_Challenge_. Read the lines below. Copy out any that hold the string "Contract".
[begin Records supplied]
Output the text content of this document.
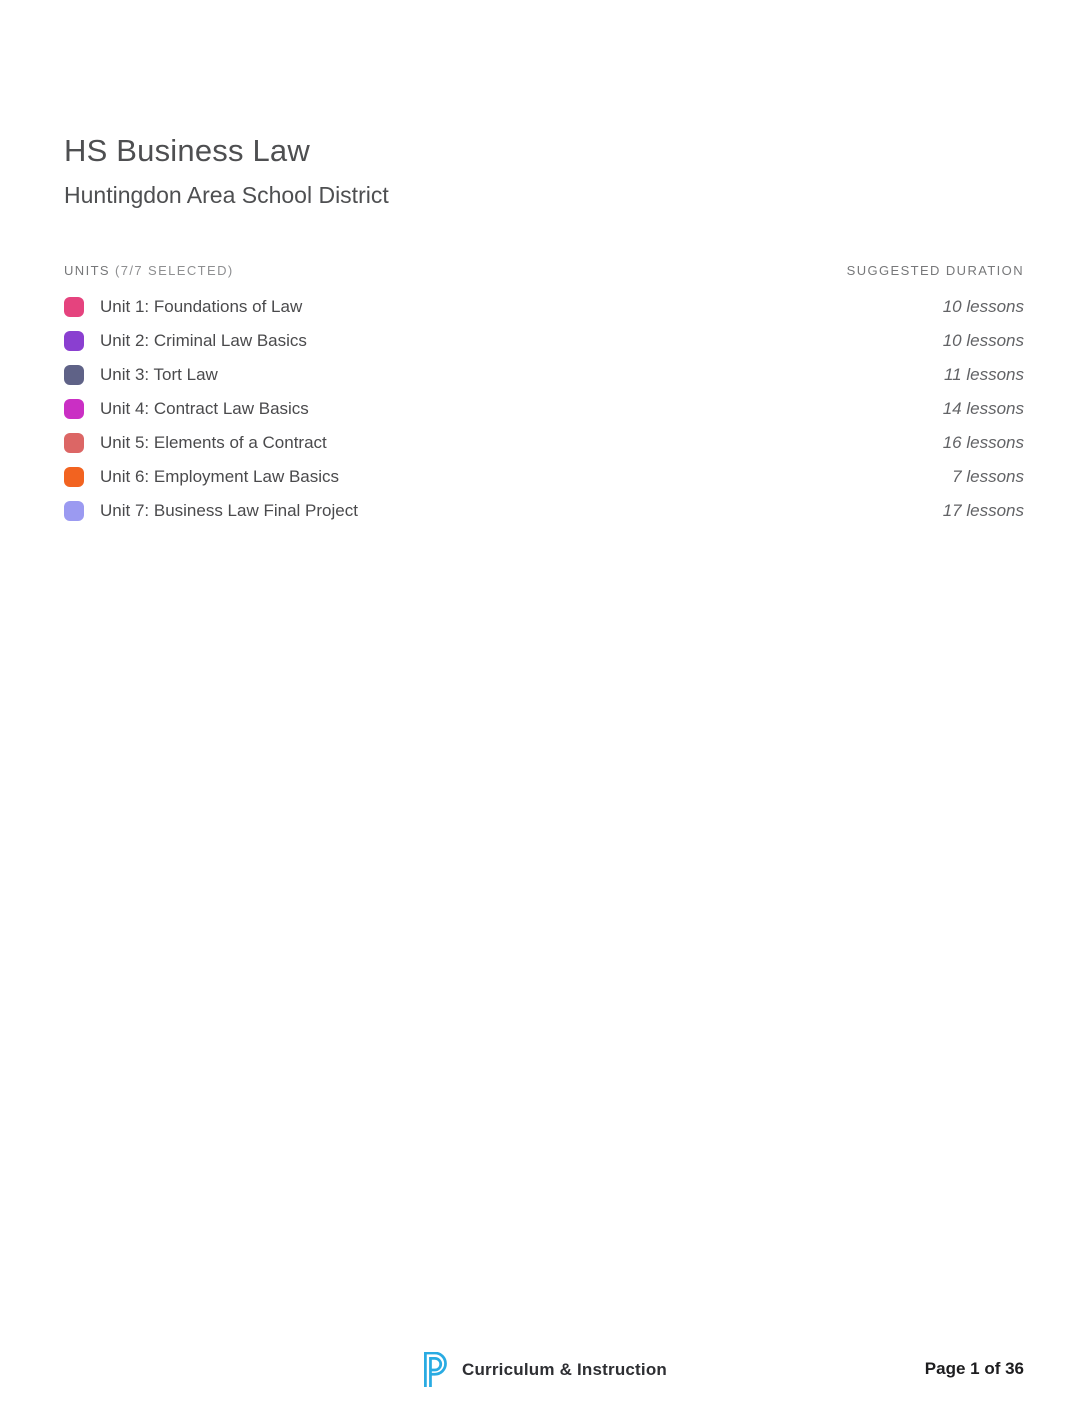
HS Business Law
Huntingdon Area School District
UNITS (7/7 SELECTED)	SUGGESTED DURATION
Unit 1: Foundations of Law	10 lessons
Unit 2: Criminal Law Basics	10 lessons
Unit 3: Tort Law	11 lessons
Unit 4: Contract Law Basics	14 lessons
Unit 5: Elements of a Contract	16 lessons
Unit 6: Employment Law Basics	7 lessons
Unit 7: Business Law Final Project	17 lessons
Curriculum & Instruction	Page 1 of 36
[end Records supplied]
_Full answer_.
Unit 4: Contract Law Basics	14 lessons
Unit 5: Elements of a Contract	16 lessons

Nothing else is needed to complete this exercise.